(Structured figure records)
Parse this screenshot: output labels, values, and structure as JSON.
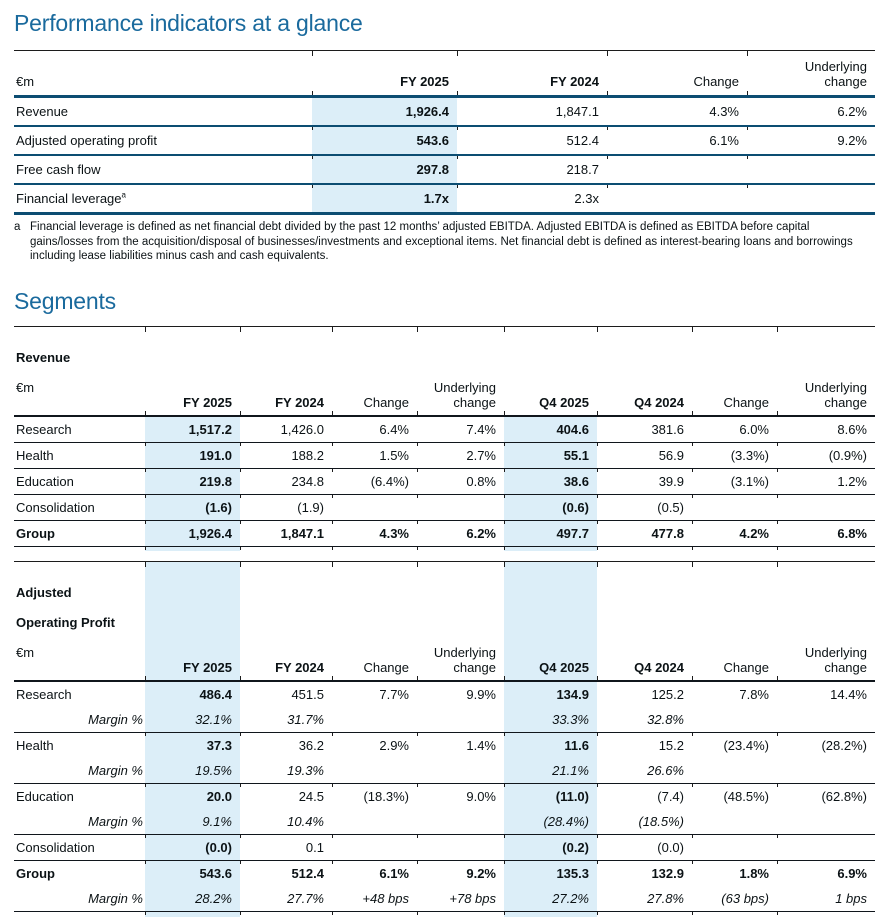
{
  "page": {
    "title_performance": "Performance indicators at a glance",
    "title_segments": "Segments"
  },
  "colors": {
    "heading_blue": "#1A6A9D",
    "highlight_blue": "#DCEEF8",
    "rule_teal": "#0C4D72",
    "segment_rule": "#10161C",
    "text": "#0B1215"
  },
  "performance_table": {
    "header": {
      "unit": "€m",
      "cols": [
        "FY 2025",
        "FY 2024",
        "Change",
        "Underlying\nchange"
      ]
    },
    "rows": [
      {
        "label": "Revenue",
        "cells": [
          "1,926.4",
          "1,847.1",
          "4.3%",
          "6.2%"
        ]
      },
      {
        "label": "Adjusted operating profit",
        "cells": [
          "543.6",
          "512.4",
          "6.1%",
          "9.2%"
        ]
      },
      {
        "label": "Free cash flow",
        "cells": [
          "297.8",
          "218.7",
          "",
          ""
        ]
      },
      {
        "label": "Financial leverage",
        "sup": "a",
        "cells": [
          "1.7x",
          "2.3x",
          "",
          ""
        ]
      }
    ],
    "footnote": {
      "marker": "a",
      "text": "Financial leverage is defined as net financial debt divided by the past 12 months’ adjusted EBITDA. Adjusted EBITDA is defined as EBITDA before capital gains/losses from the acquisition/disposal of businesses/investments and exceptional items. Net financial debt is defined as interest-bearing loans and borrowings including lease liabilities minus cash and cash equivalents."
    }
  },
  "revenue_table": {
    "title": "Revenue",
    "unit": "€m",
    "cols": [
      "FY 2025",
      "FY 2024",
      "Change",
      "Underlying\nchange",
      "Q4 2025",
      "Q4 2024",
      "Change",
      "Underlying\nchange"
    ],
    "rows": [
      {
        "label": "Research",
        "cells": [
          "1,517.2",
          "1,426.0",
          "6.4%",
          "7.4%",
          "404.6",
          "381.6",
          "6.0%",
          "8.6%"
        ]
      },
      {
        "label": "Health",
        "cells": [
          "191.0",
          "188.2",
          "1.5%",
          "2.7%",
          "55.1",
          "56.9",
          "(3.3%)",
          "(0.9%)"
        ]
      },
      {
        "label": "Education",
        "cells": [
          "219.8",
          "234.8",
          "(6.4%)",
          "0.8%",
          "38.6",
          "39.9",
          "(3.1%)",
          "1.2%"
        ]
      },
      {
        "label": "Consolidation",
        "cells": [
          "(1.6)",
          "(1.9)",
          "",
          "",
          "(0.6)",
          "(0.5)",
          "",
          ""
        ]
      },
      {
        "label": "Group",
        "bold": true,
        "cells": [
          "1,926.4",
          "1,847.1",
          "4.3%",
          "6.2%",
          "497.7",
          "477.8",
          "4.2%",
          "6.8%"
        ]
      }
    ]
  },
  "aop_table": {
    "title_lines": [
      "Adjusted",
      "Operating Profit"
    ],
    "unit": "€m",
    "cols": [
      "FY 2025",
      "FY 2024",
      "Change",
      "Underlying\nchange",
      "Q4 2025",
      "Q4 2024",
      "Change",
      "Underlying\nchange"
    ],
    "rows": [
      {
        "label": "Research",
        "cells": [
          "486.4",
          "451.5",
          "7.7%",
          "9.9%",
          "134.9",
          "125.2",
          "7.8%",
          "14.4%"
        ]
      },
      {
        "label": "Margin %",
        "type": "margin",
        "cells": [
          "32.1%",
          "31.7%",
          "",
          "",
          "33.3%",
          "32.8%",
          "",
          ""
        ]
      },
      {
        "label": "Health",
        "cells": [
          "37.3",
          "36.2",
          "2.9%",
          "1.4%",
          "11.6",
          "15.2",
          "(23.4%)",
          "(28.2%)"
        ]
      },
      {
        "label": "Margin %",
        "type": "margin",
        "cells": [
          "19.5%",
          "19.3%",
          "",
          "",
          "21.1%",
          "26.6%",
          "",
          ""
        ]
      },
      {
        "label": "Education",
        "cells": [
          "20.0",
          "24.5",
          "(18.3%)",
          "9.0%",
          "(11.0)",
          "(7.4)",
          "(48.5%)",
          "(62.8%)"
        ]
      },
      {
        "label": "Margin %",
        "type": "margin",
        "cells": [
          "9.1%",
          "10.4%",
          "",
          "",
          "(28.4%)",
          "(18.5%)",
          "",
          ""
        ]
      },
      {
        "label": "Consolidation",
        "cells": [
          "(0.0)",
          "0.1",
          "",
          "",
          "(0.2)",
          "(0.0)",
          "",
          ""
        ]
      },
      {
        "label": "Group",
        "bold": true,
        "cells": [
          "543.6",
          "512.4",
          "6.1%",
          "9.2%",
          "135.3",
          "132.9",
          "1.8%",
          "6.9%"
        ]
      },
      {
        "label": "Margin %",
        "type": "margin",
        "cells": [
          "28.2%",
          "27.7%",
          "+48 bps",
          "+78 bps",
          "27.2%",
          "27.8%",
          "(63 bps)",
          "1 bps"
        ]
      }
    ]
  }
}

* * *

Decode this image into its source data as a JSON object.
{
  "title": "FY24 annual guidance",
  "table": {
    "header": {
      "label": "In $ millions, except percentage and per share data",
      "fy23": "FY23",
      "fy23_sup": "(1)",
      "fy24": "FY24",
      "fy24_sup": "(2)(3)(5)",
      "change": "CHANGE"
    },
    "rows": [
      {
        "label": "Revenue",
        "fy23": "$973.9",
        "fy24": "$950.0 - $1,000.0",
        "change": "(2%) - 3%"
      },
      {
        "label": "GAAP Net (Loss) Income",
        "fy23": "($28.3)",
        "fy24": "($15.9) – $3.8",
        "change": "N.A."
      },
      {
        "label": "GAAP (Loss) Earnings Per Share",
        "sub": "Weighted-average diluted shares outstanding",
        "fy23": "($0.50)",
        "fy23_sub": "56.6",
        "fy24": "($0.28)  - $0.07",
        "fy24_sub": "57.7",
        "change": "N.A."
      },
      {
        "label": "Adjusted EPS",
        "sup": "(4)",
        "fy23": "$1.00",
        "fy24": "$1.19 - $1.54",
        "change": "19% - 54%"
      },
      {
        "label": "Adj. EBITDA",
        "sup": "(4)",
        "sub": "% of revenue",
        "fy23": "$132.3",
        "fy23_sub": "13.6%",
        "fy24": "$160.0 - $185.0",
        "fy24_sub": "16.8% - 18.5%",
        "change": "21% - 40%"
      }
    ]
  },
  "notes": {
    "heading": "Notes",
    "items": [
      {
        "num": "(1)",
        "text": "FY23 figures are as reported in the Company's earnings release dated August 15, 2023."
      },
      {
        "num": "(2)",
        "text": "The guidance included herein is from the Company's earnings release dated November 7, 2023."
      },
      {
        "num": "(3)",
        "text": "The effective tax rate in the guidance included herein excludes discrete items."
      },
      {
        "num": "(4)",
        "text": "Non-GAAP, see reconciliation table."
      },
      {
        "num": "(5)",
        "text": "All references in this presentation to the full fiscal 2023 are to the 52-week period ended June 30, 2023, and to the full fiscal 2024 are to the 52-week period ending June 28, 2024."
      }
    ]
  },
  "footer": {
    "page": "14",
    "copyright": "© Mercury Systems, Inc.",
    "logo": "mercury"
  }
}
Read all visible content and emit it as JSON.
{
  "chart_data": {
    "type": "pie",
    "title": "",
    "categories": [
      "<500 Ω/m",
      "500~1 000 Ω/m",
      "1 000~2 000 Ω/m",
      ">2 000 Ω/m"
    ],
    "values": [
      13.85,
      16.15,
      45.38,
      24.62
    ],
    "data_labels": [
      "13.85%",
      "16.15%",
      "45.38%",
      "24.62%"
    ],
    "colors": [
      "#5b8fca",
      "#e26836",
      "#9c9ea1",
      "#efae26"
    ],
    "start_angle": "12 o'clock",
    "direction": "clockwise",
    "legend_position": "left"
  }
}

---

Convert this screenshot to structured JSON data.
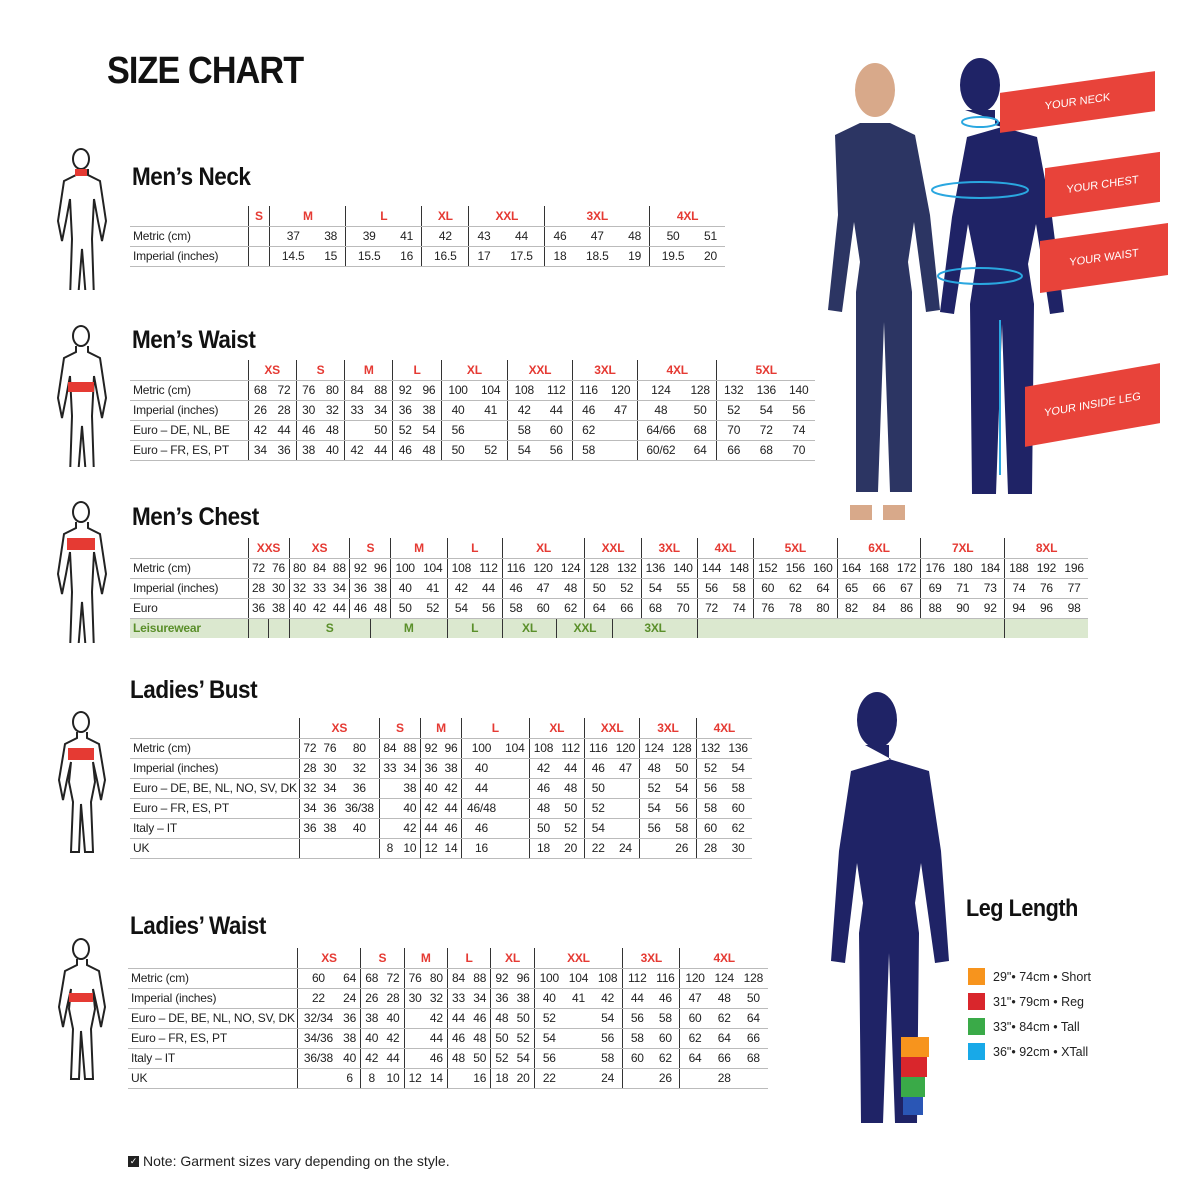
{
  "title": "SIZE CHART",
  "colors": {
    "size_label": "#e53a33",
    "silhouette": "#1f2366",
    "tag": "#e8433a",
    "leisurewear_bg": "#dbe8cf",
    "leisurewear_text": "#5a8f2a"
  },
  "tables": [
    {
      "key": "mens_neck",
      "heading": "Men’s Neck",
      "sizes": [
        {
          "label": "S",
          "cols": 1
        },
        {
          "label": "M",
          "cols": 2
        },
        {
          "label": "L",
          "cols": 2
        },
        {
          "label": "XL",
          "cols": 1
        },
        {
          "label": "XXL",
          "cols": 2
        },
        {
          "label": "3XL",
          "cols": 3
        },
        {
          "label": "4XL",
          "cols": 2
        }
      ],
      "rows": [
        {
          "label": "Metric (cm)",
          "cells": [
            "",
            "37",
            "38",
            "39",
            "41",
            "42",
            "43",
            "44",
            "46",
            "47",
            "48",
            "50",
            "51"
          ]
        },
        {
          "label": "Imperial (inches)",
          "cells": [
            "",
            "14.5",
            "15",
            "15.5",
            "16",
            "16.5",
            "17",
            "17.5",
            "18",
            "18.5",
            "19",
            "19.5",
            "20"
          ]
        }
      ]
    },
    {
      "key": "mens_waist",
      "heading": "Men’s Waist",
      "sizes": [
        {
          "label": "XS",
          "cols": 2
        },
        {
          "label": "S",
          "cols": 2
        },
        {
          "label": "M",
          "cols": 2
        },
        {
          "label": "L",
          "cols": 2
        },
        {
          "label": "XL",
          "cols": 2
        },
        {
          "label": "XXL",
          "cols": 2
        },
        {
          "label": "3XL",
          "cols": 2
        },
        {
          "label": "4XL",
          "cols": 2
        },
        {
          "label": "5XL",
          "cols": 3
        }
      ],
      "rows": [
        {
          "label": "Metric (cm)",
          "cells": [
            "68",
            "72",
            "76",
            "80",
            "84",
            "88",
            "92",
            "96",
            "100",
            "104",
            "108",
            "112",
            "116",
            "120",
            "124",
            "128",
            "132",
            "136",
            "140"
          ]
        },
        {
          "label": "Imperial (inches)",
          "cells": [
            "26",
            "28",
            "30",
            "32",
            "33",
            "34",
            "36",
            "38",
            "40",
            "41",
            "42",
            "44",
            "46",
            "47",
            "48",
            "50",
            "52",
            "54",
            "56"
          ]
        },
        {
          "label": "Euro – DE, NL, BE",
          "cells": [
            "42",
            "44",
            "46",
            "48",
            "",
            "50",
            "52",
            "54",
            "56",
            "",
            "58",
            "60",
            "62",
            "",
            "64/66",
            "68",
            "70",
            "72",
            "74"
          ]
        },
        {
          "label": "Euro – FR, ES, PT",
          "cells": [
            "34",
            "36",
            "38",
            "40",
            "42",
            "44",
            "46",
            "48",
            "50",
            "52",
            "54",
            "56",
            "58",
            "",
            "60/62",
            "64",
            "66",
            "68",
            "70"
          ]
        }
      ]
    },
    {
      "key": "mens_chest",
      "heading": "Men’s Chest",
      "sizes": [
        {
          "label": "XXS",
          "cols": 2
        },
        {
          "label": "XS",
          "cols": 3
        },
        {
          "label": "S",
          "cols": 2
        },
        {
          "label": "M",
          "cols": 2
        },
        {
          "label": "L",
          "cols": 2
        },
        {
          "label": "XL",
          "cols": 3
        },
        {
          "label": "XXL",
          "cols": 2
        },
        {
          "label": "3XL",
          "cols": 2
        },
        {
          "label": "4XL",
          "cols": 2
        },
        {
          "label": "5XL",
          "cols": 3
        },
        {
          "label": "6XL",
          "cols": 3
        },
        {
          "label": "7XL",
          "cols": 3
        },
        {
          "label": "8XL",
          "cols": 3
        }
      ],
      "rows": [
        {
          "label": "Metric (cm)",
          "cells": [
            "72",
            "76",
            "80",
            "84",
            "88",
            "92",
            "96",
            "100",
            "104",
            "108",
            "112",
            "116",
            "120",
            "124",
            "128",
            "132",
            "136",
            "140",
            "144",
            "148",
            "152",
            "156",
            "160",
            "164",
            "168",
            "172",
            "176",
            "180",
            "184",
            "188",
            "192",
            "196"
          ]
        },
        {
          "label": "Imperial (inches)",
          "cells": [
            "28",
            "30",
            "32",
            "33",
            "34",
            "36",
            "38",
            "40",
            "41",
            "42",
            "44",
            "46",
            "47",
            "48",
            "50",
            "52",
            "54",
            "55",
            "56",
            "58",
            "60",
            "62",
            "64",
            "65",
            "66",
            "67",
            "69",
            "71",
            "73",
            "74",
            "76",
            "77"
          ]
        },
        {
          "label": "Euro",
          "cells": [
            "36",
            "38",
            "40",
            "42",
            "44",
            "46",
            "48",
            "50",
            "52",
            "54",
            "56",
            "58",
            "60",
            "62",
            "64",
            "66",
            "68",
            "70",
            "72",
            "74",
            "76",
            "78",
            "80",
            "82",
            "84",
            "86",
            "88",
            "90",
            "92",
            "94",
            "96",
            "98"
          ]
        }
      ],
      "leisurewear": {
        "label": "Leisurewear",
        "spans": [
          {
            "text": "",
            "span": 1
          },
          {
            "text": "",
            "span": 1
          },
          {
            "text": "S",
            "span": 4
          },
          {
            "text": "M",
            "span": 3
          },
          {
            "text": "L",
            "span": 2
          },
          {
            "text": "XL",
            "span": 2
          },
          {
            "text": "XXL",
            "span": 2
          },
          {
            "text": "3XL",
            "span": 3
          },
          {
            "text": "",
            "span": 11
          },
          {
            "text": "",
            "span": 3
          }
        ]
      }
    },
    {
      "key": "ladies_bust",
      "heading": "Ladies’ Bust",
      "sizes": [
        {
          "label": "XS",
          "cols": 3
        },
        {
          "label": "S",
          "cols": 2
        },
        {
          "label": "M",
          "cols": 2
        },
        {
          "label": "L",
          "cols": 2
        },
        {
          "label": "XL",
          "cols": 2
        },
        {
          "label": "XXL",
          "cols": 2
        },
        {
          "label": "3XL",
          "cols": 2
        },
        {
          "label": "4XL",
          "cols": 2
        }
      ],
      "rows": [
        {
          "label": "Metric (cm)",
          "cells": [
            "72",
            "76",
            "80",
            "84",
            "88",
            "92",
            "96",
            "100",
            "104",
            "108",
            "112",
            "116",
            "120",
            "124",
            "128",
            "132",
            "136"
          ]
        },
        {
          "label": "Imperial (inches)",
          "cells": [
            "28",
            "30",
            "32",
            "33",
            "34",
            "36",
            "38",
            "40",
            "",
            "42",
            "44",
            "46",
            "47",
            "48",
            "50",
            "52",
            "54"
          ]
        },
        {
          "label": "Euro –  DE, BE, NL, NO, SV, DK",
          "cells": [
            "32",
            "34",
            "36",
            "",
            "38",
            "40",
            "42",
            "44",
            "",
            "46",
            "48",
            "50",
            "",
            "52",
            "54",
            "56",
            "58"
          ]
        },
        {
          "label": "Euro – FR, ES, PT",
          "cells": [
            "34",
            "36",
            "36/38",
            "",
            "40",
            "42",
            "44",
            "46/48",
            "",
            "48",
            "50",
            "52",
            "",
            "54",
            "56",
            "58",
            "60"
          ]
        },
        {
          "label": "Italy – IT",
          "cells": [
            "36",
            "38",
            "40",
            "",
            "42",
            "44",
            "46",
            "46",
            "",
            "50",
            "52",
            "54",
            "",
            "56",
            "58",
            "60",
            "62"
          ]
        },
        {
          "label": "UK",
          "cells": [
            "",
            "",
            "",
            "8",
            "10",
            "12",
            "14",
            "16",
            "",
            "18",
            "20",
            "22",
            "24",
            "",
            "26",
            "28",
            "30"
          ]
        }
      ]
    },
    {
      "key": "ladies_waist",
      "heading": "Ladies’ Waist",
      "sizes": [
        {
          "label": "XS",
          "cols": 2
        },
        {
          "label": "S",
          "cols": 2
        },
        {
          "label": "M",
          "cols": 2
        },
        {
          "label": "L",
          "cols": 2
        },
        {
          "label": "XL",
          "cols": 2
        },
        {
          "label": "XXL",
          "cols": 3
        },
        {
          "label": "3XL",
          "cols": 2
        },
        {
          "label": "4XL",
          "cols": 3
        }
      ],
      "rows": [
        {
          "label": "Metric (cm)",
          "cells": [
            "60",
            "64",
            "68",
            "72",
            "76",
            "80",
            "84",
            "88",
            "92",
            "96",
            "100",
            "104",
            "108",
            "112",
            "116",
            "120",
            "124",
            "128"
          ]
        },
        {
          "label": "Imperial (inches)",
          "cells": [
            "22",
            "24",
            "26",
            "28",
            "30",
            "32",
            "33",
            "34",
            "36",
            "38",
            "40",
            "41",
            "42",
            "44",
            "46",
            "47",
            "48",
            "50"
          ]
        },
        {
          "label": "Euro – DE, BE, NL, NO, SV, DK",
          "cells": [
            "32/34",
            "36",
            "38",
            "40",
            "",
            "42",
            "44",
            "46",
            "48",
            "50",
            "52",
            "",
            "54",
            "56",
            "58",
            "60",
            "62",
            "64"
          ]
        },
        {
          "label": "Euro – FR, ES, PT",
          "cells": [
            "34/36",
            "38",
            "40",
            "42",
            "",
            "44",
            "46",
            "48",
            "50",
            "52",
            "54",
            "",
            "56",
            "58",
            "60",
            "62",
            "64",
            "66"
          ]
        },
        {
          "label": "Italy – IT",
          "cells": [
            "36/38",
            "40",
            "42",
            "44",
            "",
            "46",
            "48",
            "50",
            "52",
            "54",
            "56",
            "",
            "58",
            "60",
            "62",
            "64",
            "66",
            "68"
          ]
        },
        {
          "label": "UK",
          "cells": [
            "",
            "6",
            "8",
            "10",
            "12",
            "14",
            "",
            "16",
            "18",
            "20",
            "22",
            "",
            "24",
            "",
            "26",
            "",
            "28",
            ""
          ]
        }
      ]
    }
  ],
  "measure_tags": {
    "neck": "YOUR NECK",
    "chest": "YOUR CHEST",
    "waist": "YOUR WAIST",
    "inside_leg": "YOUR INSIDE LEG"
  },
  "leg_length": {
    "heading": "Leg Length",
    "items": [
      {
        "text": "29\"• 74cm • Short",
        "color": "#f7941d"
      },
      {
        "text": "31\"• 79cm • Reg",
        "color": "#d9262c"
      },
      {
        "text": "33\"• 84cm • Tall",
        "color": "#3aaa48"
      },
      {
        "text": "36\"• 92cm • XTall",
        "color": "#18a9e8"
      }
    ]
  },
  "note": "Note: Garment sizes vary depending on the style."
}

Aim of the task: Which lines contain "Euro"? Copy each of them out.

Exercise result:
          "label": "Euro – DE, NL, BE",
          "label": "Euro – FR, ES, PT",
          "label": "Euro",
          "label": "Euro –  DE, BE, NL, NO, SV, DK",
          "label": "Euro – FR, ES, PT",
          "label": "Euro – DE, BE, NL, NO, SV, DK",
          "label": "Euro – FR, ES, PT",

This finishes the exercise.